** Start DATA SHOWN **

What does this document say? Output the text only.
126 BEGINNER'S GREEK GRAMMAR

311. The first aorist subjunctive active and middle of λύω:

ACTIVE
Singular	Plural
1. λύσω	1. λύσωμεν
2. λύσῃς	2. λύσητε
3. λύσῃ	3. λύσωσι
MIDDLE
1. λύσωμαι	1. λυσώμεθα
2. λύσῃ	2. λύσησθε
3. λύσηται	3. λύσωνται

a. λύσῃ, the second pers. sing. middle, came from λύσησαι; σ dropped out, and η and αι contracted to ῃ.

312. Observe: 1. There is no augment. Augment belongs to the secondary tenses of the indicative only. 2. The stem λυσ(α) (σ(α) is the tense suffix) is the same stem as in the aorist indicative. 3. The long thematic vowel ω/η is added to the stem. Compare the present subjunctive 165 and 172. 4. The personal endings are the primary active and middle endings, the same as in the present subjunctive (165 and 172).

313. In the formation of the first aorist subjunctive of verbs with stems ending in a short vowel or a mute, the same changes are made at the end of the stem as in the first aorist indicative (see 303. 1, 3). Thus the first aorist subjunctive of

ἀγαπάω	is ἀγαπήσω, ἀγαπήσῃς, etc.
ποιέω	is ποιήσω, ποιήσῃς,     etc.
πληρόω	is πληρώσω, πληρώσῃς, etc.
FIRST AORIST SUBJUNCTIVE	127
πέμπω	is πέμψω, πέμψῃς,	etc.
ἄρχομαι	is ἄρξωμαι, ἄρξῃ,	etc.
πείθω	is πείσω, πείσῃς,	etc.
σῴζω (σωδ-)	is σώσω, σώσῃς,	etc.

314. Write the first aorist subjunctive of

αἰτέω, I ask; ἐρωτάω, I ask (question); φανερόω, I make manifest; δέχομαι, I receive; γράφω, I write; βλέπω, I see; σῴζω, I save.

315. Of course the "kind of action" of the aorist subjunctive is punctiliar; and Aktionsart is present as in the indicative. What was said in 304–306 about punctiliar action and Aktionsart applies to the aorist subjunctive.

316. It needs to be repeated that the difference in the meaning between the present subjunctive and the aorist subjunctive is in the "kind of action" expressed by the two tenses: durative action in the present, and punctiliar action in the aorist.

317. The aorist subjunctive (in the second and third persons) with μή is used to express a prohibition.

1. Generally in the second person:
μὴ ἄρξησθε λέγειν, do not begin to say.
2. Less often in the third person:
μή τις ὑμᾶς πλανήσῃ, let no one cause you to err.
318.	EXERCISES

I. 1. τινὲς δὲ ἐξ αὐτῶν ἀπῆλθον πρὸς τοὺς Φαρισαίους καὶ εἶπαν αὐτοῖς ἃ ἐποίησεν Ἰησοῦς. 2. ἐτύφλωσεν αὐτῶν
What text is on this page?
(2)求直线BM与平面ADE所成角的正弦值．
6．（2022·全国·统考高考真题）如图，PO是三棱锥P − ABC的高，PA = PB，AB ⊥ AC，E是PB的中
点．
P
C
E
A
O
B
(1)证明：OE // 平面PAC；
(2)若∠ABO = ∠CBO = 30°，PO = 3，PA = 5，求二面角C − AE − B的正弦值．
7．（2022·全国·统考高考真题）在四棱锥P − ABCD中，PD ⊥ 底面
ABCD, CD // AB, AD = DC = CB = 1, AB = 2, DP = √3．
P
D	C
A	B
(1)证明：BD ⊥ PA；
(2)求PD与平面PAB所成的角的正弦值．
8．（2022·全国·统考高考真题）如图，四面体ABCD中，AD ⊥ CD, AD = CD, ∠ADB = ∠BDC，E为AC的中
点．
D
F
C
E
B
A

** End DATA SHOWN **

YOUR GOAL:
Repeat each record in full; every line must match exactly.

RESPONSE TO THE TASK:
What does this document say? Output the text only.
126 BEGINNER'S GREEK GRAMMAR

311. The first aorist subjunctive active and middle of λύω:

ACTIVE
Singular	Plural
1. λύσω	1. λύσωμεν
2. λύσῃς	2. λύσητε
3. λύσῃ	3. λύσωσι
MIDDLE
1. λύσωμαι	1. λυσώμεθα
2. λύσῃ	2. λύσησθε
3. λύσηται	3. λύσωνται

a. λύσῃ, the second pers. sing. middle, came from λύσησαι; σ dropped out, and η and αι contracted to ῃ.

312. Observe: 1. There is no augment. Augment belongs to the secondary tenses of the indicative only. 2. The stem λυσ(α) (σ(α) is the tense suffix) is the same stem as in the aorist indicative. 3. The long thematic vowel ω/η is added to the stem. Compare the present subjunctive 165 and 172. 4. The personal endings are the primary active and middle endings, the same as in the present subjunctive (165 and 172).

313. In the formation of the first aorist subjunctive of verbs with stems ending in a short vowel or a mute, the same changes are made at the end of the stem as in the first aorist indicative (see 303. 1, 3). Thus the first aorist subjunctive of

ἀγαπάω	is ἀγαπήσω, ἀγαπήσῃς, etc.
ποιέω	is ποιήσω, ποιήσῃς,     etc.
πληρόω	is πληρώσω, πληρώσῃς, etc.
FIRST AORIST SUBJUNCTIVE	127
πέμπω	is πέμψω, πέμψῃς,	etc.
ἄρχομαι	is ἄρξωμαι, ἄρξῃ,	etc.
πείθω	is πείσω, πείσῃς,	etc.
σῴζω (σωδ-)	is σώσω, σώσῃς,	etc.

314. Write the first aorist subjunctive of

αἰτέω, I ask; ἐρωτάω, I ask (question); φανερόω, I make manifest; δέχομαι, I receive; γράφω, I write; βλέπω, I see; σῴζω, I save.

315. Of course the "kind of action" of the aorist subjunctive is punctiliar; and Aktionsart is present as in the indicative. What was said in 304–306 about punctiliar action and Aktionsart applies to the aorist subjunctive.

316. It needs to be repeated that the difference in the meaning between the present subjunctive and the aorist subjunctive is in the "kind of action" expressed by the two tenses: durative action in the present, and punctiliar action in the aorist.

317. The aorist subjunctive (in the second and third persons) with μή is used to express a prohibition.

1. Generally in the second person:
μὴ ἄρξησθε λέγειν, do not begin to say.
2. Less often in the third person:
μή τις ὑμᾶς πλανήσῃ, let no one cause you to err.
318.	EXERCISES

I. 1. τινὲς δὲ ἐξ αὐτῶν ἀπῆλθον πρὸς τοὺς Φαρισαίους καὶ εἶπαν αὐτοῖς ἃ ἐποίησεν Ἰησοῦς. 2. ἐτύφλωσεν αὐτῶν
What text is on this page?
(2)求直线BM与平面ADE所成角的正弦值．
6．（2022·全国·统考高考真题）如图，PO是三棱锥P − ABC的高，PA = PB，AB ⊥ AC，E是PB的中
点．
P
C
E
A
O
B
(1)证明：OE // 平面PAC；
(2)若∠ABO = ∠CBO = 30°，PO = 3，PA = 5，求二面角C − AE − B的正弦值．
7．（2022·全国·统考高考真题）在四棱锥P − ABCD中，PD ⊥ 底面
ABCD, CD // AB, AD = DC = CB = 1, AB = 2, DP = √3．
P
D	C
A	B
(1)证明：BD ⊥ PA；
(2)求PD与平面PAB所成的角的正弦值．
8．（2022·全国·统考高考真题）如图，四面体ABCD中，AD ⊥ CD, AD = CD, ∠ADB = ∠BDC，E为AC的中
点．
D
F
C
E
B
A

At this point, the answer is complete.